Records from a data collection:
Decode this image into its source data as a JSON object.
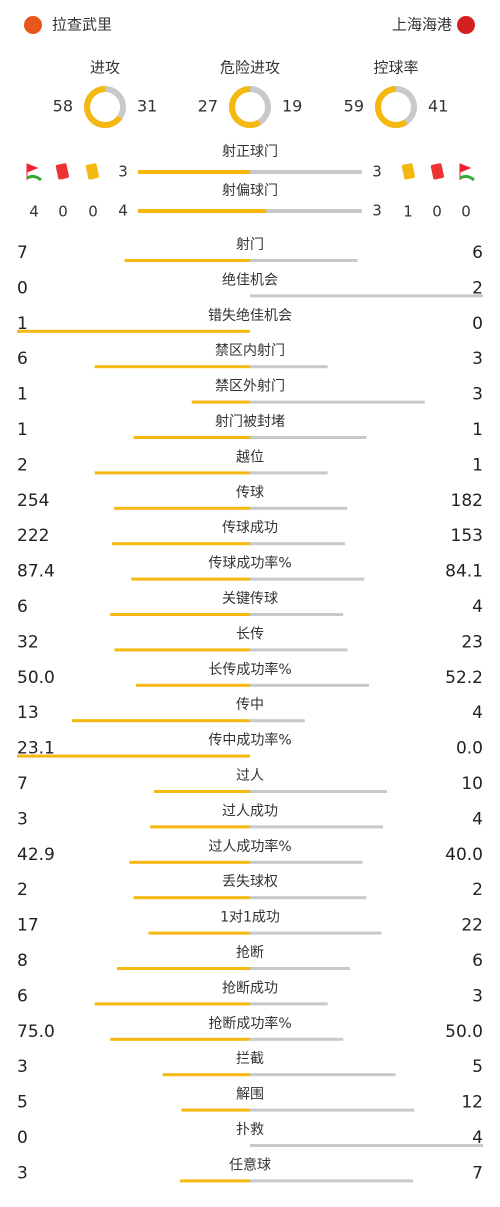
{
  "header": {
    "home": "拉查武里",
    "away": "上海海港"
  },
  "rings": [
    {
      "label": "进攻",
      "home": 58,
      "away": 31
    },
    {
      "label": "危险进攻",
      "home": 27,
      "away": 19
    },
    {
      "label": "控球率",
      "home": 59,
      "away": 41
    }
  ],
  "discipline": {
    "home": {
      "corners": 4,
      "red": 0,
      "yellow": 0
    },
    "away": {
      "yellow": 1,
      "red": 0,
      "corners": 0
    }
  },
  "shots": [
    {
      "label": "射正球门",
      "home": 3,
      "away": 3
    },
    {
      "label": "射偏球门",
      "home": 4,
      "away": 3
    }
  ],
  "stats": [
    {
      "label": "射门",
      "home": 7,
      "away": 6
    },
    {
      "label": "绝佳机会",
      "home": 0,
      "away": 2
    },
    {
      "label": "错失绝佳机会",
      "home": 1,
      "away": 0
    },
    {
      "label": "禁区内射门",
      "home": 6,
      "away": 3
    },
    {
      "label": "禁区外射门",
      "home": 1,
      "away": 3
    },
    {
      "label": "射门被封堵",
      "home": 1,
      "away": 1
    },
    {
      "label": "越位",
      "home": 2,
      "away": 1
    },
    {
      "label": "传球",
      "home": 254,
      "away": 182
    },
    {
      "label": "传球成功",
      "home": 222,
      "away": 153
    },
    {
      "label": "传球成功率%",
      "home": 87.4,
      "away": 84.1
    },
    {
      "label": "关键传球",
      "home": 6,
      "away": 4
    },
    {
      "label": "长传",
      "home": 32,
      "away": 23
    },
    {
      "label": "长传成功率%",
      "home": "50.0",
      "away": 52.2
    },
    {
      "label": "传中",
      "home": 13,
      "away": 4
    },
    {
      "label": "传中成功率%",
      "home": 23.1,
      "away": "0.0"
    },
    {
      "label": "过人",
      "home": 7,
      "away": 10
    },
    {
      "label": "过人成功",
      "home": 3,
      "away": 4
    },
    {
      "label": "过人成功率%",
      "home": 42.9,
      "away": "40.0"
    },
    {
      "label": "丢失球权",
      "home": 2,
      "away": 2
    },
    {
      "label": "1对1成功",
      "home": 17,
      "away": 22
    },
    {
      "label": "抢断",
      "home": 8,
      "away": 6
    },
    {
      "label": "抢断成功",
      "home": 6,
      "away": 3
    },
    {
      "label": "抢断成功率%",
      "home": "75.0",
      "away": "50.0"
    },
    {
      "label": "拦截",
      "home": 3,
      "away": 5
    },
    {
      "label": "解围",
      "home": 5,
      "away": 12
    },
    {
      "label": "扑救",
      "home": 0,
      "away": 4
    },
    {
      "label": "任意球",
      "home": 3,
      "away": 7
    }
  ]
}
---
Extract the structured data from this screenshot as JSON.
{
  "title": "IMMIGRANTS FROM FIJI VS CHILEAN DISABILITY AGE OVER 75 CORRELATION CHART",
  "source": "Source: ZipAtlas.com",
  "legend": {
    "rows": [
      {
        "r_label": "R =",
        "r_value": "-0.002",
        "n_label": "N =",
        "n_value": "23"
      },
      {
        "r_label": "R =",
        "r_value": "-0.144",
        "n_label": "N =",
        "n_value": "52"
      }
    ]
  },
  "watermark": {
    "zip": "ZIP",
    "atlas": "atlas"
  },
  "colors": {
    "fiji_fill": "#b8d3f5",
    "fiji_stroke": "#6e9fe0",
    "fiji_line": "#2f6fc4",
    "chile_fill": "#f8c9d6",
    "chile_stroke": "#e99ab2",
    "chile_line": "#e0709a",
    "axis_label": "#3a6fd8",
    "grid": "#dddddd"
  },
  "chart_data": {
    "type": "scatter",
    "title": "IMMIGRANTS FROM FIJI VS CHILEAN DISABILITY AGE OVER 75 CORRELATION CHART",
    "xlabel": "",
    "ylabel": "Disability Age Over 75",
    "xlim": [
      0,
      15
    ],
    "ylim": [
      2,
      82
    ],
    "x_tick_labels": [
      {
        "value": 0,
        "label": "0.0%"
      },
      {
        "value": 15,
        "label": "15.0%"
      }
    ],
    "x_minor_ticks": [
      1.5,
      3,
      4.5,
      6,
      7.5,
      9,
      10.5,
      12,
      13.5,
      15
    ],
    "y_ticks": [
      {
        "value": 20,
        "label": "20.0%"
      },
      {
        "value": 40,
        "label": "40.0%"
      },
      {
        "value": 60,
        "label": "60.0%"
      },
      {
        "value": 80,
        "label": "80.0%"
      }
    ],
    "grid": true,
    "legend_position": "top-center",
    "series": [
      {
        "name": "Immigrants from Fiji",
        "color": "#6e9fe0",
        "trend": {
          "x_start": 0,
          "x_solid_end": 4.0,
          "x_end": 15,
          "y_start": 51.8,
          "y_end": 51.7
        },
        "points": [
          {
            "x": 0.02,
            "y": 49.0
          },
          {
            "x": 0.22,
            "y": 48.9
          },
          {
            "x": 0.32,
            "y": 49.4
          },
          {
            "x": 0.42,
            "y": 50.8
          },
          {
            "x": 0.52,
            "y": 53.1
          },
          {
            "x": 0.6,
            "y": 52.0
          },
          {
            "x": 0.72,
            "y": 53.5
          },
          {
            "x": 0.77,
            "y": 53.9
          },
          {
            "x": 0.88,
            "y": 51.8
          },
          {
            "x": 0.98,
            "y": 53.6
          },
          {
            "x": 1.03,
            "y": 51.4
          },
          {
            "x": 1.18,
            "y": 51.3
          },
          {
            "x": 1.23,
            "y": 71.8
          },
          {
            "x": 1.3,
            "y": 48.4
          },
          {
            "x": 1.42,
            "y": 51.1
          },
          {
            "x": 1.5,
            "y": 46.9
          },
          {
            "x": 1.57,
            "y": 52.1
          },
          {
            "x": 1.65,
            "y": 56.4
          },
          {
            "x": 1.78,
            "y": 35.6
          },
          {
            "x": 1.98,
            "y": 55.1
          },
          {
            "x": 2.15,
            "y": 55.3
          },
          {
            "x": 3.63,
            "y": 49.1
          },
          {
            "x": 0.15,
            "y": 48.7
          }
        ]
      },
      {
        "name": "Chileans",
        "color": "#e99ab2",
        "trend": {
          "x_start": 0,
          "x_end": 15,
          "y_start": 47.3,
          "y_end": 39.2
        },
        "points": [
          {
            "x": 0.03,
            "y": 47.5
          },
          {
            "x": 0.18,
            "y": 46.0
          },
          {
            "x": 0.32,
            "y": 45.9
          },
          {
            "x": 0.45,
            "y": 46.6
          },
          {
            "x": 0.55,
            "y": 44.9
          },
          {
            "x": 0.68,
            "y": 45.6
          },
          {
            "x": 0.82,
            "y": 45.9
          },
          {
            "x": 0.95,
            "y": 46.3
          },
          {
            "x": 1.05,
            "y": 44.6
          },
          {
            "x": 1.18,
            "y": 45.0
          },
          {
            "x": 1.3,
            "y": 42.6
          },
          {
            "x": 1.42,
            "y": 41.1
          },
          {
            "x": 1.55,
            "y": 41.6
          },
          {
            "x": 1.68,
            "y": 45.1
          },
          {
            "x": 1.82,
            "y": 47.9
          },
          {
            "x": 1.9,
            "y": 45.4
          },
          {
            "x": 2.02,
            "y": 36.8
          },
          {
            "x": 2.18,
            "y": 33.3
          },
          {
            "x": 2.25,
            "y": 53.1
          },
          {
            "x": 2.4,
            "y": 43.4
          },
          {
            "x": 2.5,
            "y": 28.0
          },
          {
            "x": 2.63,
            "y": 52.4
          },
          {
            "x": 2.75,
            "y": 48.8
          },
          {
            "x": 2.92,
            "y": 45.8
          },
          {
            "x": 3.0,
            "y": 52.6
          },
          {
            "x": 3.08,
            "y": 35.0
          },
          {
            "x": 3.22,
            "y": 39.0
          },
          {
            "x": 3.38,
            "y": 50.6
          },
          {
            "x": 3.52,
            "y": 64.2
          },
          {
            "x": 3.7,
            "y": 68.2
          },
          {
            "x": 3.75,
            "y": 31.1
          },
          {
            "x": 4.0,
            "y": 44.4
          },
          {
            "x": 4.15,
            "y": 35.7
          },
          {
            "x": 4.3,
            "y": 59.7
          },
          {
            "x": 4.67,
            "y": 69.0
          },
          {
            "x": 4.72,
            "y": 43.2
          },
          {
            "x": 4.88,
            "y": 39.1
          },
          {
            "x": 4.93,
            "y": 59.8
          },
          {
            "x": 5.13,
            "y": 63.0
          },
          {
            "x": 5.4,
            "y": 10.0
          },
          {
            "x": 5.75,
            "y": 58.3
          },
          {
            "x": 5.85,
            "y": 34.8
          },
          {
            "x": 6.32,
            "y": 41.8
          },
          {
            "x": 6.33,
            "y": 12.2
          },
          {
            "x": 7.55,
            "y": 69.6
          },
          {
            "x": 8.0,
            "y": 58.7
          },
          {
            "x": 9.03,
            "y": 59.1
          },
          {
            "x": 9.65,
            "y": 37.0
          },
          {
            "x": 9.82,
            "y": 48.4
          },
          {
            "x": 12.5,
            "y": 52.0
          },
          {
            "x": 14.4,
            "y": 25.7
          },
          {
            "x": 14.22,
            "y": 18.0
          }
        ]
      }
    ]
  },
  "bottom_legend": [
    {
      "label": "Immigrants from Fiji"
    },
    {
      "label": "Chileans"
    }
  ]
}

## WORK REQUIRED
Scan the entries above. Copy each line that has the string "title".

## FINAL RESULT
  "title": "IMMIGRANTS FROM FIJI VS CHILEAN DISABILITY AGE OVER 75 CORRELATION CHART",
    "title": "IMMIGRANTS FROM FIJI VS CHILEAN DISABILITY AGE OVER 75 CORRELATION CHART",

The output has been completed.